## TASK TO CARRY OUT
Find the lines of data that contain the string "Americans", then list them.

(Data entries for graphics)
○ ○ ○ ○

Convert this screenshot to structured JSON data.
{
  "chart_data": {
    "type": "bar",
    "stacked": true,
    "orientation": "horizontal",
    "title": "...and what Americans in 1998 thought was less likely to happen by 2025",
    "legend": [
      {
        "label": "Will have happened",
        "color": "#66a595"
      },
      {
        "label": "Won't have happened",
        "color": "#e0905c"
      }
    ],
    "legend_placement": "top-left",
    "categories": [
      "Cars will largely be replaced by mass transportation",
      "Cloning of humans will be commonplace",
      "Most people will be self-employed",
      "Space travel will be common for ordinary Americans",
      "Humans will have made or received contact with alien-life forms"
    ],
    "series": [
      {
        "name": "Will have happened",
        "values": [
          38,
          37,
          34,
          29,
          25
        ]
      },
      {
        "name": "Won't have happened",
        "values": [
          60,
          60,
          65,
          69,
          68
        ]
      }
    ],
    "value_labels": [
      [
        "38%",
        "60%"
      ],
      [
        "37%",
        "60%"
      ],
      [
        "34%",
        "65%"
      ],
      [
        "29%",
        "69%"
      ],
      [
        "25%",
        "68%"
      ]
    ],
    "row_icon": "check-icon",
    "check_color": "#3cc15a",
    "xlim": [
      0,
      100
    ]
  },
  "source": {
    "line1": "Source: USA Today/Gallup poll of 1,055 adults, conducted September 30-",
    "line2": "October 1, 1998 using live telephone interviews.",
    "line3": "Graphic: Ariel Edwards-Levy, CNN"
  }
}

○ ○ ○ ○

## CORRECT ANSWER
    "title": "...and what Americans in 1998 thought was less likely to happen by 2025",
      "Space travel will be common for ordinary Americans",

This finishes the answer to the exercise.